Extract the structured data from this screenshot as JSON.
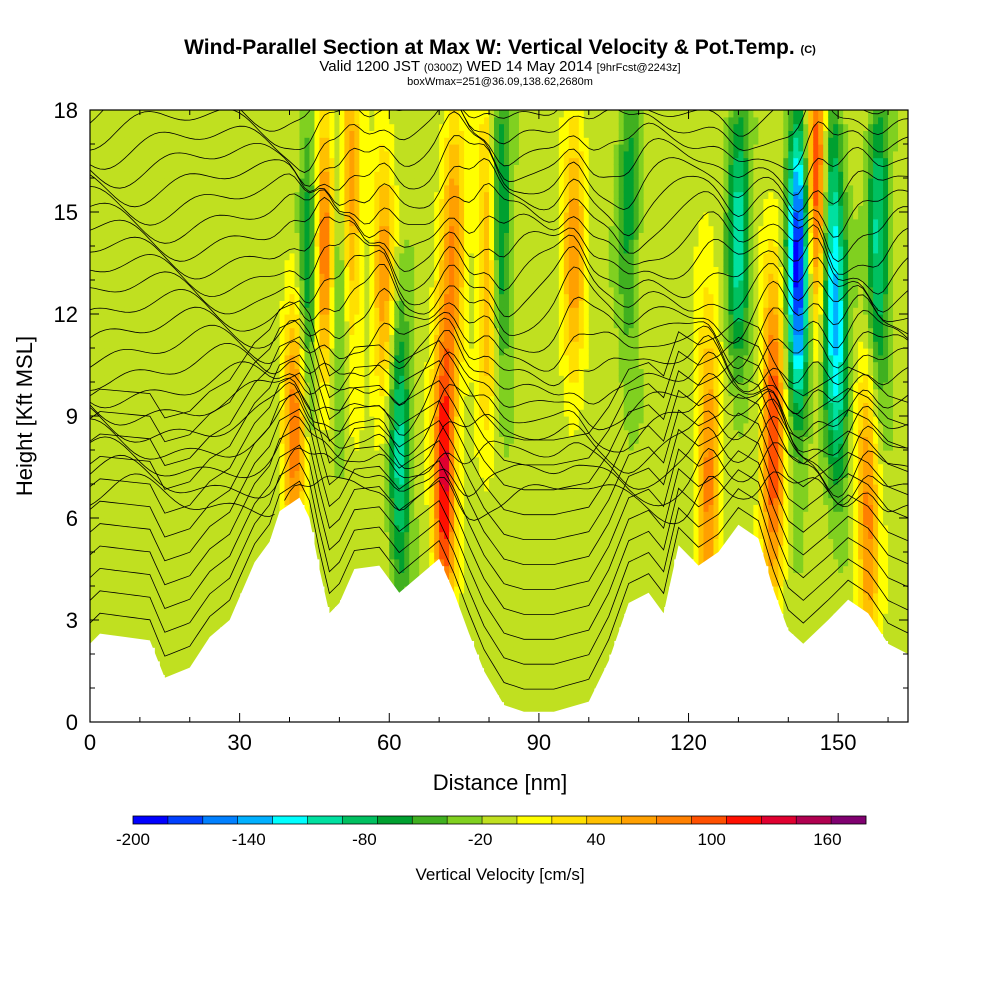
{
  "title": {
    "main": "Wind-Parallel Section at Max W: Vertical Velocity & Pot.Temp.",
    "main_suffix": "(C)",
    "valid_prefix": "Valid 1200 JST",
    "valid_zulu": "(0300Z)",
    "valid_date": "WED 14 May 2014",
    "valid_fcst": "[9hrFcst@2243z]",
    "box_info": "boxWmax=251@36.09,138.62,2680m"
  },
  "chart_data": {
    "type": "heatmap",
    "xlabel": "Distance [nm]",
    "ylabel": "Height [Kft MSL]",
    "xlim": [
      0,
      164
    ],
    "ylim": [
      0,
      18
    ],
    "xticks": [
      0,
      30,
      60,
      90,
      120,
      150
    ],
    "yticks": [
      0,
      3,
      6,
      9,
      12,
      15,
      18
    ],
    "colorbar": {
      "label": "Vertical Velocity [cm/s]",
      "range": [
        -200,
        180
      ],
      "step": 20,
      "tick_labels": [
        "-200",
        "-140",
        "-80",
        "-20",
        "40",
        "100",
        "160"
      ],
      "tick_values": [
        -200,
        -140,
        -80,
        -20,
        40,
        100,
        160
      ],
      "colors": [
        "#0000ff",
        "#0040ff",
        "#0080ff",
        "#00b0ff",
        "#00ffff",
        "#00e0a0",
        "#00c060",
        "#00a030",
        "#40b020",
        "#80d020",
        "#c0e020",
        "#ffff00",
        "#ffe000",
        "#ffc000",
        "#ffa000",
        "#ff8000",
        "#ff5000",
        "#ff1000",
        "#e00030",
        "#b00050",
        "#800070"
      ]
    },
    "terrain_height_kft": [
      {
        "x": 0,
        "h": 2.3
      },
      {
        "x": 2,
        "h": 2.6
      },
      {
        "x": 12,
        "h": 2.4
      },
      {
        "x": 15,
        "h": 1.3
      },
      {
        "x": 20,
        "h": 1.6
      },
      {
        "x": 24,
        "h": 2.5
      },
      {
        "x": 28,
        "h": 3.0
      },
      {
        "x": 33,
        "h": 4.7
      },
      {
        "x": 36,
        "h": 5.3
      },
      {
        "x": 38,
        "h": 6.2
      },
      {
        "x": 42,
        "h": 6.6
      },
      {
        "x": 44,
        "h": 6.0
      },
      {
        "x": 46,
        "h": 4.5
      },
      {
        "x": 48,
        "h": 3.2
      },
      {
        "x": 50,
        "h": 3.5
      },
      {
        "x": 53,
        "h": 4.5
      },
      {
        "x": 58,
        "h": 4.6
      },
      {
        "x": 62,
        "h": 3.8
      },
      {
        "x": 66,
        "h": 4.3
      },
      {
        "x": 70,
        "h": 4.8
      },
      {
        "x": 73,
        "h": 3.8
      },
      {
        "x": 76,
        "h": 2.6
      },
      {
        "x": 79,
        "h": 1.5
      },
      {
        "x": 83,
        "h": 0.5
      },
      {
        "x": 87,
        "h": 0.3
      },
      {
        "x": 93,
        "h": 0.3
      },
      {
        "x": 100,
        "h": 0.6
      },
      {
        "x": 104,
        "h": 1.8
      },
      {
        "x": 108,
        "h": 3.5
      },
      {
        "x": 112,
        "h": 3.8
      },
      {
        "x": 115,
        "h": 3.2
      },
      {
        "x": 118,
        "h": 5.2
      },
      {
        "x": 122,
        "h": 4.6
      },
      {
        "x": 126,
        "h": 5.0
      },
      {
        "x": 130,
        "h": 5.8
      },
      {
        "x": 134,
        "h": 5.4
      },
      {
        "x": 137,
        "h": 3.9
      },
      {
        "x": 140,
        "h": 2.7
      },
      {
        "x": 143,
        "h": 2.3
      },
      {
        "x": 148,
        "h": 3.0
      },
      {
        "x": 152,
        "h": 3.6
      },
      {
        "x": 156,
        "h": 3.2
      },
      {
        "x": 160,
        "h": 2.3
      },
      {
        "x": 164,
        "h": 2.0
      }
    ],
    "updraft_cores": [
      {
        "x": 41,
        "y": 8.5,
        "w_cms": 100
      },
      {
        "x": 47,
        "y": 14.0,
        "w_cms": 120
      },
      {
        "x": 52,
        "y": 15.0,
        "w_cms": 100
      },
      {
        "x": 59,
        "y": 13.0,
        "w_cms": 80
      },
      {
        "x": 71,
        "y": 7.5,
        "w_cms": 160
      },
      {
        "x": 73,
        "y": 14.5,
        "w_cms": 80
      },
      {
        "x": 80,
        "y": 13.5,
        "w_cms": 100
      },
      {
        "x": 97,
        "y": 14.0,
        "w_cms": 80
      },
      {
        "x": 124,
        "y": 7.5,
        "w_cms": 100
      },
      {
        "x": 137,
        "y": 8.5,
        "w_cms": 140
      },
      {
        "x": 146,
        "y": 16.0,
        "w_cms": 170
      },
      {
        "x": 156,
        "y": 6.0,
        "w_cms": 100
      }
    ],
    "downdraft_cores": [
      {
        "x": 44,
        "y": 13.5,
        "w_cms": -80
      },
      {
        "x": 50,
        "y": 13.0,
        "w_cms": -80
      },
      {
        "x": 62,
        "y": 8.0,
        "w_cms": -100
      },
      {
        "x": 82,
        "y": 14.5,
        "w_cms": -100
      },
      {
        "x": 108,
        "y": 15.0,
        "w_cms": -60
      },
      {
        "x": 130,
        "y": 14.5,
        "w_cms": -100
      },
      {
        "x": 142,
        "y": 13.5,
        "w_cms": -200
      },
      {
        "x": 148,
        "y": 14.5,
        "w_cms": -120
      },
      {
        "x": 150,
        "y": 11.0,
        "w_cms": -100
      },
      {
        "x": 158,
        "y": 14.0,
        "w_cms": -100
      }
    ]
  }
}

◇ ◇ ◇ ◇

-- Description of the task --
Across the preceding material, how many lines contain the word "Velocity"? State the number alone.

-- The response --
2